SET TASK >> Lines containing the string "dari" are to be collected in full.

DATA RECORDS >>
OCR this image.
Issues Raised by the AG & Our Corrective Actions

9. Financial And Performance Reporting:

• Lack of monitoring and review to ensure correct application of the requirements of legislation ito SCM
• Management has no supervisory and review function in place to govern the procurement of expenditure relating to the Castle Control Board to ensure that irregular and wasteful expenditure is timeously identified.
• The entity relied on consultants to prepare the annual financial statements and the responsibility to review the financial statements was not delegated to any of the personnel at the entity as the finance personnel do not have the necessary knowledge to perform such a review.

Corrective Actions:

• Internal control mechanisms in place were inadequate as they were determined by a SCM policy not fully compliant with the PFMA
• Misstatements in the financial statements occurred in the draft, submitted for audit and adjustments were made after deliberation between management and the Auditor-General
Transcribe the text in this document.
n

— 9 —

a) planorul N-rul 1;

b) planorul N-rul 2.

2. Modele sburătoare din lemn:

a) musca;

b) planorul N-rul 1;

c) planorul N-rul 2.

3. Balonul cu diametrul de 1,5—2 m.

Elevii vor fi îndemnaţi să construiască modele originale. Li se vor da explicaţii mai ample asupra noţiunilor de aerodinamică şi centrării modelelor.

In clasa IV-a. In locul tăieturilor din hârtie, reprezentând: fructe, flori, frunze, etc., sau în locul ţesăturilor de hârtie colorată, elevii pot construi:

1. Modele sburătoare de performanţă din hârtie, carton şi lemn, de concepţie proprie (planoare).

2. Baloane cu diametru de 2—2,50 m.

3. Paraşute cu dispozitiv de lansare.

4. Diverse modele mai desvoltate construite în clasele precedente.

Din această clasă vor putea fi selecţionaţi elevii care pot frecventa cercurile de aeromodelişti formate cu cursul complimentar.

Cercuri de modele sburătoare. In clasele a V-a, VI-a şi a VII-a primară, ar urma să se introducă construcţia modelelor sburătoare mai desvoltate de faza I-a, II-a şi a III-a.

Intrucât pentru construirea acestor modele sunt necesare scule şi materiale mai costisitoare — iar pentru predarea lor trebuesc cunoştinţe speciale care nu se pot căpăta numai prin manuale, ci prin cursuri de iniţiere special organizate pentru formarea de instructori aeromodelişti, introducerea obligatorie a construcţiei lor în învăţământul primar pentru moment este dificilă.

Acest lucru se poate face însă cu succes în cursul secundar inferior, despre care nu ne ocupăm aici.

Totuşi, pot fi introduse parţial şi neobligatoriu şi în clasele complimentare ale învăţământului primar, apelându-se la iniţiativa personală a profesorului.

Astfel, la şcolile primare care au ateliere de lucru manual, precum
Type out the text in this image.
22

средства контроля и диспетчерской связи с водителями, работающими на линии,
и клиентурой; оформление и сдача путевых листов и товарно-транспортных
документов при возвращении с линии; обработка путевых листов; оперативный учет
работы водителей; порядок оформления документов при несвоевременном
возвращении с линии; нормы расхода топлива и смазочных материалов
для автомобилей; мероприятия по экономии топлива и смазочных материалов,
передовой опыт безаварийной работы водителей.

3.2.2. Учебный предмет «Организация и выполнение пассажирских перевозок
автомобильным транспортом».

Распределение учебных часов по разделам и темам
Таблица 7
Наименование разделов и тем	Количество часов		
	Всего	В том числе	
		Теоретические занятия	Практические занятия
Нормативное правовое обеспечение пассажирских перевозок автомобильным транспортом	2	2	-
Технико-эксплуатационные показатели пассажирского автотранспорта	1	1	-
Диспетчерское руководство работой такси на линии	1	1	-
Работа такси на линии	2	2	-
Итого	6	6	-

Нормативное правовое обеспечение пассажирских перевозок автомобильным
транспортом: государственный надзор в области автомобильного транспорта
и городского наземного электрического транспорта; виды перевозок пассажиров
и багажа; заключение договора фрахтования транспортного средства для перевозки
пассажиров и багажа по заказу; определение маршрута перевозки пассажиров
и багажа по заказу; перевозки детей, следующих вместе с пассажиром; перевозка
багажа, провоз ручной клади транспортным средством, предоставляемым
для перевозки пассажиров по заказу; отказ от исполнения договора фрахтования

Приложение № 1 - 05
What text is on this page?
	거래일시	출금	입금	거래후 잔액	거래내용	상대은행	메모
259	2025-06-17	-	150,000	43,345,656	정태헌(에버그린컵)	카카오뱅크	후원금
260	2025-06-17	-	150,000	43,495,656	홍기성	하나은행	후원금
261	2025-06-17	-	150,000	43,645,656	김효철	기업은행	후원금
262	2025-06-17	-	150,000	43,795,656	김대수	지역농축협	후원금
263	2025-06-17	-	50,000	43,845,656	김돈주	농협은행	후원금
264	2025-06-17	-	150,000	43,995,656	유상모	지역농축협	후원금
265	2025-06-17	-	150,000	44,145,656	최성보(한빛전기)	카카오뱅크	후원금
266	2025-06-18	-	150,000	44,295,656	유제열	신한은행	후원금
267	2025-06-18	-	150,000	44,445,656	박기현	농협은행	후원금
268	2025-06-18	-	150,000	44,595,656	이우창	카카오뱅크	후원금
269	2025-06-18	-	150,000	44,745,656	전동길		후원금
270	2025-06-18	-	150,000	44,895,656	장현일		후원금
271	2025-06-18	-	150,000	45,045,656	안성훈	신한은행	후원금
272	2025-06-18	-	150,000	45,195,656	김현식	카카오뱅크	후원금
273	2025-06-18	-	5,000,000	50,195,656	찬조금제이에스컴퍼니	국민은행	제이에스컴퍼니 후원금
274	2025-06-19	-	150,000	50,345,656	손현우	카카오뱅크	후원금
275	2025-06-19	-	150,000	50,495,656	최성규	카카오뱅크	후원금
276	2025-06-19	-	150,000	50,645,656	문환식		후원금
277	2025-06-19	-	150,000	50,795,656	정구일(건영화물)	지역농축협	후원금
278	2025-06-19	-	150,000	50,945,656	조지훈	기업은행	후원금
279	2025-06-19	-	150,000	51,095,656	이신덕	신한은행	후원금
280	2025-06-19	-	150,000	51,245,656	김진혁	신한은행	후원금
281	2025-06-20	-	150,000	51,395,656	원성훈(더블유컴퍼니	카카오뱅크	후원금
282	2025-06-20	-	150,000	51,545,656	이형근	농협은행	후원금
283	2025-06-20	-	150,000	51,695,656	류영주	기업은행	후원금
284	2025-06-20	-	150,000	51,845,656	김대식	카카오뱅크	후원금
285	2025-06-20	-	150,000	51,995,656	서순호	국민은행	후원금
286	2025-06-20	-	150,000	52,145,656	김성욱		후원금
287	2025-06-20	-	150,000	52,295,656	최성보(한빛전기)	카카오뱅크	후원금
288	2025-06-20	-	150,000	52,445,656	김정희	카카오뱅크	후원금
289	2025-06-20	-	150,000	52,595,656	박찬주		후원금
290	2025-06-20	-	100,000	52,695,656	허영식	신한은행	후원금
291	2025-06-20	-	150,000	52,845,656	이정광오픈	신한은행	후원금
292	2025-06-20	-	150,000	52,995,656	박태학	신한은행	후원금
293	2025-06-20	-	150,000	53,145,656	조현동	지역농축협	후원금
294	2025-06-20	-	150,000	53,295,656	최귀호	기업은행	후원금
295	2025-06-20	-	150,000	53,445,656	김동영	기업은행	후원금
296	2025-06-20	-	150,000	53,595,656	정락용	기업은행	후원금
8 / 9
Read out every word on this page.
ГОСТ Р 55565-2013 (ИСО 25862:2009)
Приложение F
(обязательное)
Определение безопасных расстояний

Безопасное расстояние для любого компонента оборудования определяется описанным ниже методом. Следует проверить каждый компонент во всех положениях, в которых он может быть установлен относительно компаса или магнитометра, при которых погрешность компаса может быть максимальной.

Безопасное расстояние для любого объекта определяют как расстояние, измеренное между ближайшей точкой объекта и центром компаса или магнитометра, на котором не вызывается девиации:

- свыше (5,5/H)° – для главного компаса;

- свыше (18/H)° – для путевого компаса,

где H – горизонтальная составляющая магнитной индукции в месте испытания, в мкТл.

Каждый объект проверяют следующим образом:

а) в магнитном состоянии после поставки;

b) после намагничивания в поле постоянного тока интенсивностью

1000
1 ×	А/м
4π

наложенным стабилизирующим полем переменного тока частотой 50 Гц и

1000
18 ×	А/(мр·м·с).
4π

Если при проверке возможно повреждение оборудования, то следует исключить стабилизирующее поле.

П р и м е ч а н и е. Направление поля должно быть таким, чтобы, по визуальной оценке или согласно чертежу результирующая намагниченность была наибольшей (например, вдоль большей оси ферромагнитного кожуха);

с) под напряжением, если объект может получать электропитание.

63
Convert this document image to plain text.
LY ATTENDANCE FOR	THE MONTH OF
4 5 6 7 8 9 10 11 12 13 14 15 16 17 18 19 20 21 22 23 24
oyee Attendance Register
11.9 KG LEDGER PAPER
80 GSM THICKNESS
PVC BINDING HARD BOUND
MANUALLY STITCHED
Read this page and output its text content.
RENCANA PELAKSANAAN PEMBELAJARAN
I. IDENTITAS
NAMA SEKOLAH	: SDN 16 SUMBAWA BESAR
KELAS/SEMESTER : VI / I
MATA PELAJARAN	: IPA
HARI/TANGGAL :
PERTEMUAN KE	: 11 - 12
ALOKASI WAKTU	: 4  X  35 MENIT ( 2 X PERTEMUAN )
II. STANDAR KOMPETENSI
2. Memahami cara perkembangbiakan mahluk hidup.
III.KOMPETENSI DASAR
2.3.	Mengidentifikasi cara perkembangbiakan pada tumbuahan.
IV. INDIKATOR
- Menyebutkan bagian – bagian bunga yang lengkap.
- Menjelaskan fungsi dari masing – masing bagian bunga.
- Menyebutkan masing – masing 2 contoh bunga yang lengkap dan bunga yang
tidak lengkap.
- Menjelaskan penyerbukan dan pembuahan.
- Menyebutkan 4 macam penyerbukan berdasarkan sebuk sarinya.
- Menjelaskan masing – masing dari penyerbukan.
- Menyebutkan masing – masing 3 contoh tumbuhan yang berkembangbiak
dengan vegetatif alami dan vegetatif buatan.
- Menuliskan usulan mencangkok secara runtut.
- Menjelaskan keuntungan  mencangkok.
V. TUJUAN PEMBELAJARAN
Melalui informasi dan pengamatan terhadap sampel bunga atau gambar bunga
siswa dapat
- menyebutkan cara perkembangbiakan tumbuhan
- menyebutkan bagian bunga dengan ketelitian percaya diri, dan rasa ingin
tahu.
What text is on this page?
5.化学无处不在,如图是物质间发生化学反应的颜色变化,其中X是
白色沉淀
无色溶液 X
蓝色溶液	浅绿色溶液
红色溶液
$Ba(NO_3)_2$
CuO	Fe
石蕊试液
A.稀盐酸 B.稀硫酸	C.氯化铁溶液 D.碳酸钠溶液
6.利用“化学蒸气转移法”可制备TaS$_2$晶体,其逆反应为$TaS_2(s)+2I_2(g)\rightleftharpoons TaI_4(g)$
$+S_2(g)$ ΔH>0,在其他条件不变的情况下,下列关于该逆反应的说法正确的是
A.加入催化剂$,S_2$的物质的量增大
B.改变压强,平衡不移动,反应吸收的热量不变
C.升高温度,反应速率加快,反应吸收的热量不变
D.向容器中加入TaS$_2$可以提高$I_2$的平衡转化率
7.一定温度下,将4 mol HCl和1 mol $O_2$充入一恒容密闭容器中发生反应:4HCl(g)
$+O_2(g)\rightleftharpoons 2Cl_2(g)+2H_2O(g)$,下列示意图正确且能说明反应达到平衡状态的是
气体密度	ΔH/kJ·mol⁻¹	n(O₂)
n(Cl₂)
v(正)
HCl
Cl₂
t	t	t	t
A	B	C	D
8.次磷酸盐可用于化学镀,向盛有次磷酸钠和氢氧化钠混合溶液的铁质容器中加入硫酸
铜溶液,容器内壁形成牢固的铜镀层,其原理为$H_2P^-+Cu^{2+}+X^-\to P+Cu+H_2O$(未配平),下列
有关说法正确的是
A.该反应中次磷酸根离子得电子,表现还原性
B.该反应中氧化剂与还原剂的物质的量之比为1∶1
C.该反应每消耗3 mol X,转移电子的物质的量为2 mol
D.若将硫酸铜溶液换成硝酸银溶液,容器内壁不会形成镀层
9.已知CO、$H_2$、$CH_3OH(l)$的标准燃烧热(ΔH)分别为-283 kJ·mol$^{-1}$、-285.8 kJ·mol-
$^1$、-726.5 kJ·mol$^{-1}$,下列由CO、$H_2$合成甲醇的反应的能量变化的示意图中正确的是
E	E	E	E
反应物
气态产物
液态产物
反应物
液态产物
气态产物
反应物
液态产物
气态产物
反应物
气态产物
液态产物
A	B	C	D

EXERCISE SOLUTION >>
- Menjelaskan fungsi dari masing – masing bagian bunga.
- Menjelaskan masing – masing dari penyerbukan.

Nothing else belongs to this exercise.